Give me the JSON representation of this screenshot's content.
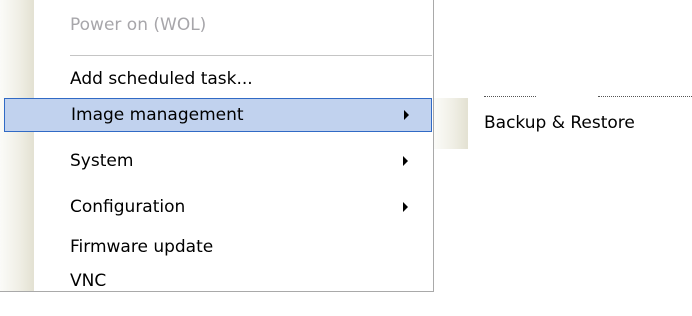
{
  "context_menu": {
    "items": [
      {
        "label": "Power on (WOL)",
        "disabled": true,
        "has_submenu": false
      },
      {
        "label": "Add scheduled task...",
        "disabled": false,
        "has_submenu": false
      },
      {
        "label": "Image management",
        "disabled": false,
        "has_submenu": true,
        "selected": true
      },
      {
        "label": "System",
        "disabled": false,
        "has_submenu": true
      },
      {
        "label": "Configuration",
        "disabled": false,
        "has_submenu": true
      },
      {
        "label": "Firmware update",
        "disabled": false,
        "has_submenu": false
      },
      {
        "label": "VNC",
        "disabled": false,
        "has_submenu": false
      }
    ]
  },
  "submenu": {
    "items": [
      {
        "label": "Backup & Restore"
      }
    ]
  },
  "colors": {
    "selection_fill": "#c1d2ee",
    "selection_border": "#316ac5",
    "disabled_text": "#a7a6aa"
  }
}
*-*-*
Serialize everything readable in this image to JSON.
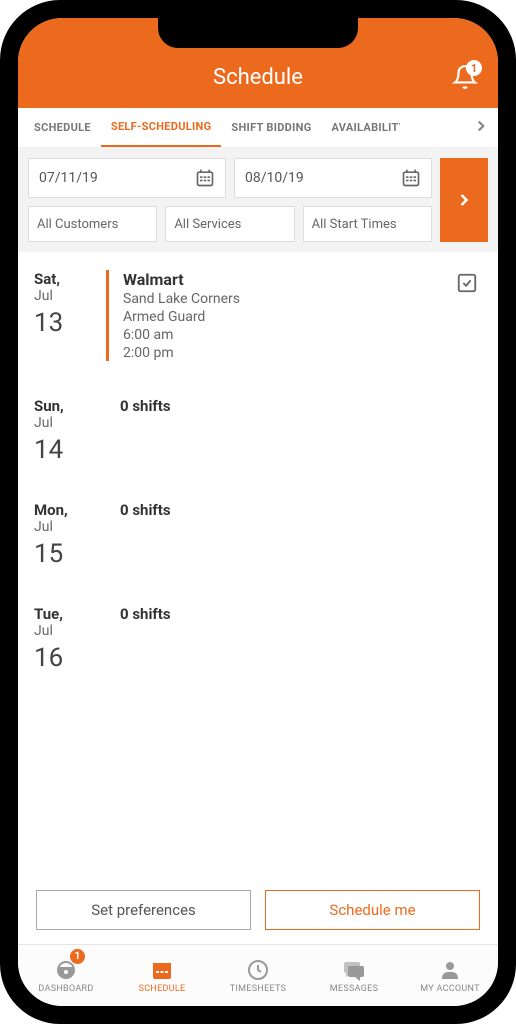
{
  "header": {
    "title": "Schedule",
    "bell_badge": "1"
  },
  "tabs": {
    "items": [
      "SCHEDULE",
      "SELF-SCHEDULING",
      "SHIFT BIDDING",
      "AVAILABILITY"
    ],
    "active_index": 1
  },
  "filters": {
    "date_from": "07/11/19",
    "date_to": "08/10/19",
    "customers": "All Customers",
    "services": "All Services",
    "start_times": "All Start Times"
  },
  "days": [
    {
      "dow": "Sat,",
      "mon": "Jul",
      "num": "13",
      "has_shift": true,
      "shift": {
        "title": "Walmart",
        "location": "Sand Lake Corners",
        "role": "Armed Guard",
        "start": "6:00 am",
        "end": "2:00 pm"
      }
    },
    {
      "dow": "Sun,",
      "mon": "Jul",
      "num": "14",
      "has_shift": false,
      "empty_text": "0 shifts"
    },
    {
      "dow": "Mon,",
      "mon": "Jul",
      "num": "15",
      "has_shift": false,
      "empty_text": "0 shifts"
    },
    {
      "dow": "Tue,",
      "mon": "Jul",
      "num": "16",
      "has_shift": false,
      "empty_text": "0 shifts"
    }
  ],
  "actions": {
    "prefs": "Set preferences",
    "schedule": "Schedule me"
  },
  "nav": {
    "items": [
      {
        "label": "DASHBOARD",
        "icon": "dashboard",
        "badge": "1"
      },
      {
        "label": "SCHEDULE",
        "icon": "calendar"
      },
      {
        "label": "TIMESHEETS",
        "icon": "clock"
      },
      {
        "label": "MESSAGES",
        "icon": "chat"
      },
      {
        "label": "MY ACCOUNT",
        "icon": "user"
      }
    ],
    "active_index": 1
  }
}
*-*-*
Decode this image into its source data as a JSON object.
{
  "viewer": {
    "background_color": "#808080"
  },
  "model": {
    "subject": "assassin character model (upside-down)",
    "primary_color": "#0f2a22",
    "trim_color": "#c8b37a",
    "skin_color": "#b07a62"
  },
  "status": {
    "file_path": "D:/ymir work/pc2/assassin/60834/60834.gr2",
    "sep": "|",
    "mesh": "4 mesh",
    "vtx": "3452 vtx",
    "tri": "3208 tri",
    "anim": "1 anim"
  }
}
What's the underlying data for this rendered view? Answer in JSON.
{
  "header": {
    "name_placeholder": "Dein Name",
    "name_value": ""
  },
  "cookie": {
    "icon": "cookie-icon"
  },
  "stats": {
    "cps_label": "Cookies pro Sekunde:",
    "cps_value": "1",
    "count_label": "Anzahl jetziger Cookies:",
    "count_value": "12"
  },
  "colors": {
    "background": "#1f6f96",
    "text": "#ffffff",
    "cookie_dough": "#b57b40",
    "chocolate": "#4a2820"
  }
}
*-*-*
Brief. Where a line holds "icon", copy it out.

Result of the task.
        "icon": "dashboard",
        "icon": "calendar"
        "icon": "clock"
        "icon": "chat"
        "icon": "user"
    "icon": "cookie-icon"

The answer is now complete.